Begin Record extracts

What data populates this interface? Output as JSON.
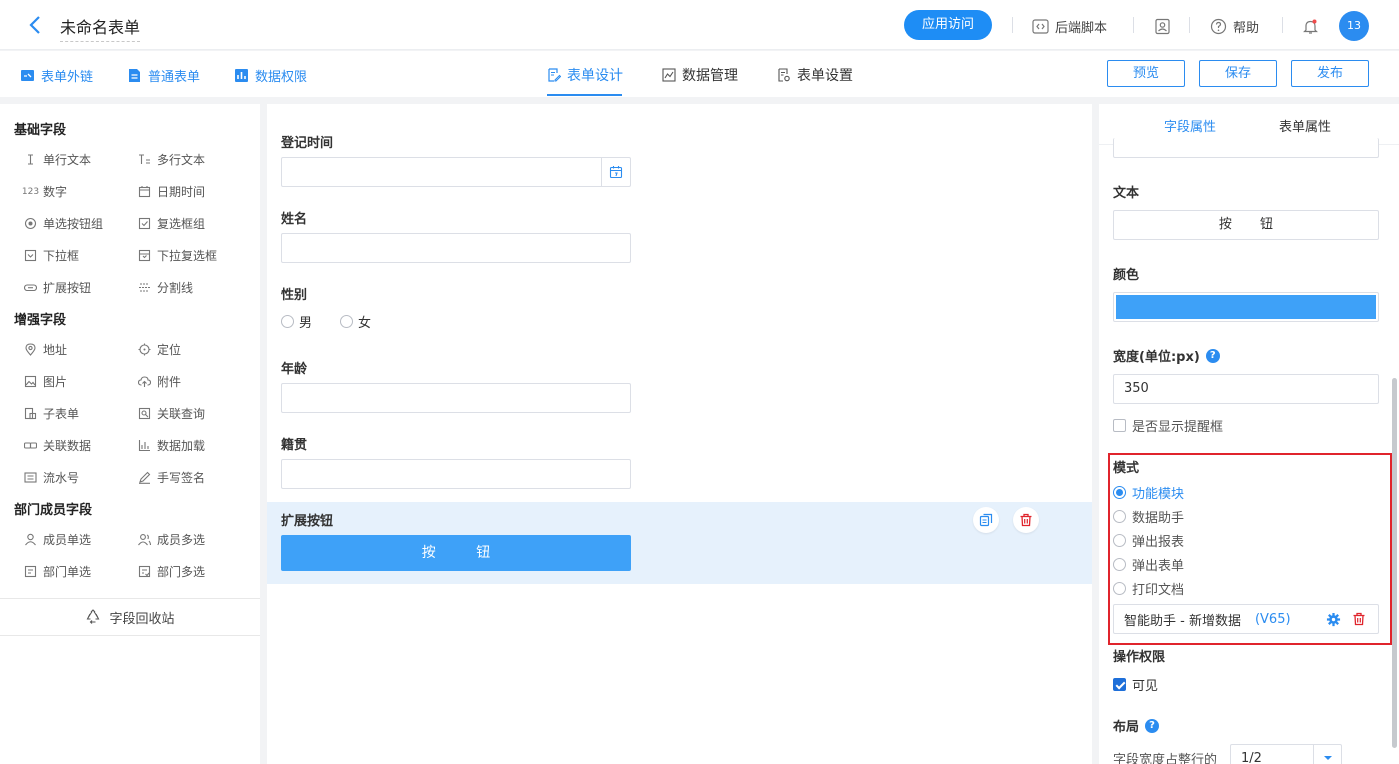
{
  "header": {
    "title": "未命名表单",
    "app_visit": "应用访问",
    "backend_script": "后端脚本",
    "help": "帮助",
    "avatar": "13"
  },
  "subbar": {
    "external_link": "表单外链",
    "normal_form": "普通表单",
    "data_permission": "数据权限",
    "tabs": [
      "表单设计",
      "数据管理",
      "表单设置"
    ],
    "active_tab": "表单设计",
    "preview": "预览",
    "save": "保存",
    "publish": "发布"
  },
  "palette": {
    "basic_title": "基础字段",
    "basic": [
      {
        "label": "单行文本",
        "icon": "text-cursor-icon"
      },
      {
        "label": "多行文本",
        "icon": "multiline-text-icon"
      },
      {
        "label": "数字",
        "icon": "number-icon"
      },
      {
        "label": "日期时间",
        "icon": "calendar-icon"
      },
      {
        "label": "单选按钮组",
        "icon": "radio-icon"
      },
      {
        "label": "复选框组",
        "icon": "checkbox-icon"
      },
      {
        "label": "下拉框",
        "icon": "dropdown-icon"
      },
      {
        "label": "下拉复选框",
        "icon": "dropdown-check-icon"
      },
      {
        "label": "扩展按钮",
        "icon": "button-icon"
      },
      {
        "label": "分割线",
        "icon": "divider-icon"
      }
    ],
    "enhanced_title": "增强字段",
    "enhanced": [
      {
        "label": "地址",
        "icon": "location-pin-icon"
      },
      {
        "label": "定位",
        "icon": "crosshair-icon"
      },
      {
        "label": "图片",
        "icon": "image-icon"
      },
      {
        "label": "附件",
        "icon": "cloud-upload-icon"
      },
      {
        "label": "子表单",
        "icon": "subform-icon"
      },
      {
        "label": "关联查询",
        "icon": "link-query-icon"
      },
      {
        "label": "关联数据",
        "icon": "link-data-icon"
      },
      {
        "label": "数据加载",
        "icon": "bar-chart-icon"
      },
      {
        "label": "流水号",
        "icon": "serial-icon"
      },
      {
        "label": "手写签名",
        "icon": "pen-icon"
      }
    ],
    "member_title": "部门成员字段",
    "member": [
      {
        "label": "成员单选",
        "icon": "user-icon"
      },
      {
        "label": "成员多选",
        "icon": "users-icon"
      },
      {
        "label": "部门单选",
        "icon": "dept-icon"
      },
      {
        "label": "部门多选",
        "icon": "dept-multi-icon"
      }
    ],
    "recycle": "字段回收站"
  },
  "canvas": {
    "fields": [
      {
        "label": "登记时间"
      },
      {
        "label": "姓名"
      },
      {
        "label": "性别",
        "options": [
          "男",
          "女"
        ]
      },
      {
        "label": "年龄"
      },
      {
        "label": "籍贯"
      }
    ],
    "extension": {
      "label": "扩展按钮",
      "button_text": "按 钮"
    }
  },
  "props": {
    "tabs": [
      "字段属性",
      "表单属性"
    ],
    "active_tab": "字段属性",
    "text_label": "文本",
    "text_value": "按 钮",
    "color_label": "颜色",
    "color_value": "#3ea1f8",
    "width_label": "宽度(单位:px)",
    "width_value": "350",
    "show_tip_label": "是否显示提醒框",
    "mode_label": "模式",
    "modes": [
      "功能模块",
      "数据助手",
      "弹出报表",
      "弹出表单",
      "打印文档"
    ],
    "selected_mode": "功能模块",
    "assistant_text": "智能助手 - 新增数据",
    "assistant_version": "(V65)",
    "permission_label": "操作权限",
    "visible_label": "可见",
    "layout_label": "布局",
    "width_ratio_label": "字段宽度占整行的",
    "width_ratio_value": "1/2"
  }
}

End Record extracts

▶ _Exercise goal_:
Copy each line above precisely, dropping the pictures.

▶ _Full answer_:
What data populates this interface? Output as JSON.
{
  "header": {
    "title": "未命名表单",
    "app_visit": "应用访问",
    "backend_script": "后端脚本",
    "help": "帮助",
    "avatar": "13"
  },
  "subbar": {
    "external_link": "表单外链",
    "normal_form": "普通表单",
    "data_permission": "数据权限",
    "tabs": [
      "表单设计",
      "数据管理",
      "表单设置"
    ],
    "active_tab": "表单设计",
    "preview": "预览",
    "save": "保存",
    "publish": "发布"
  },
  "palette": {
    "basic_title": "基础字段",
    "basic": [
      {
        "label": "单行文本",
        "icon": "text-cursor-icon"
      },
      {
        "label": "多行文本",
        "icon": "multiline-text-icon"
      },
      {
        "label": "数字",
        "icon": "number-icon"
      },
      {
        "label": "日期时间",
        "icon": "calendar-icon"
      },
      {
        "label": "单选按钮组",
        "icon": "radio-icon"
      },
      {
        "label": "复选框组",
        "icon": "checkbox-icon"
      },
      {
        "label": "下拉框",
        "icon": "dropdown-icon"
      },
      {
        "label": "下拉复选框",
        "icon": "dropdown-check-icon"
      },
      {
        "label": "扩展按钮",
        "icon": "button-icon"
      },
      {
        "label": "分割线",
        "icon": "divider-icon"
      }
    ],
    "enhanced_title": "增强字段",
    "enhanced": [
      {
        "label": "地址",
        "icon": "location-pin-icon"
      },
      {
        "label": "定位",
        "icon": "crosshair-icon"
      },
      {
        "label": "图片",
        "icon": "image-icon"
      },
      {
        "label": "附件",
        "icon": "cloud-upload-icon"
      },
      {
        "label": "子表单",
        "icon": "subform-icon"
      },
      {
        "label": "关联查询",
        "icon": "link-query-icon"
      },
      {
        "label": "关联数据",
        "icon": "link-data-icon"
      },
      {
        "label": "数据加载",
        "icon": "bar-chart-icon"
      },
      {
        "label": "流水号",
        "icon": "serial-icon"
      },
      {
        "label": "手写签名",
        "icon": "pen-icon"
      }
    ],
    "member_title": "部门成员字段",
    "member": [
      {
        "label": "成员单选",
        "icon": "user-icon"
      },
      {
        "label": "成员多选",
        "icon": "users-icon"
      },
      {
        "label": "部门单选",
        "icon": "dept-icon"
      },
      {
        "label": "部门多选",
        "icon": "dept-multi-icon"
      }
    ],
    "recycle": "字段回收站"
  },
  "canvas": {
    "fields": [
      {
        "label": "登记时间"
      },
      {
        "label": "姓名"
      },
      {
        "label": "性别",
        "options": [
          "男",
          "女"
        ]
      },
      {
        "label": "年龄"
      },
      {
        "label": "籍贯"
      }
    ],
    "extension": {
      "label": "扩展按钮",
      "button_text": "按 钮"
    }
  },
  "props": {
    "tabs": [
      "字段属性",
      "表单属性"
    ],
    "active_tab": "字段属性",
    "text_label": "文本",
    "text_value": "按 钮",
    "color_label": "颜色",
    "color_value": "#3ea1f8",
    "width_label": "宽度(单位:px)",
    "width_value": "350",
    "show_tip_label": "是否显示提醒框",
    "mode_label": "模式",
    "modes": [
      "功能模块",
      "数据助手",
      "弹出报表",
      "弹出表单",
      "打印文档"
    ],
    "selected_mode": "功能模块",
    "assistant_text": "智能助手 - 新增数据",
    "assistant_version": "(V65)",
    "permission_label": "操作权限",
    "visible_label": "可见",
    "layout_label": "布局",
    "width_ratio_label": "字段宽度占整行的",
    "width_ratio_value": "1/2"
  }
}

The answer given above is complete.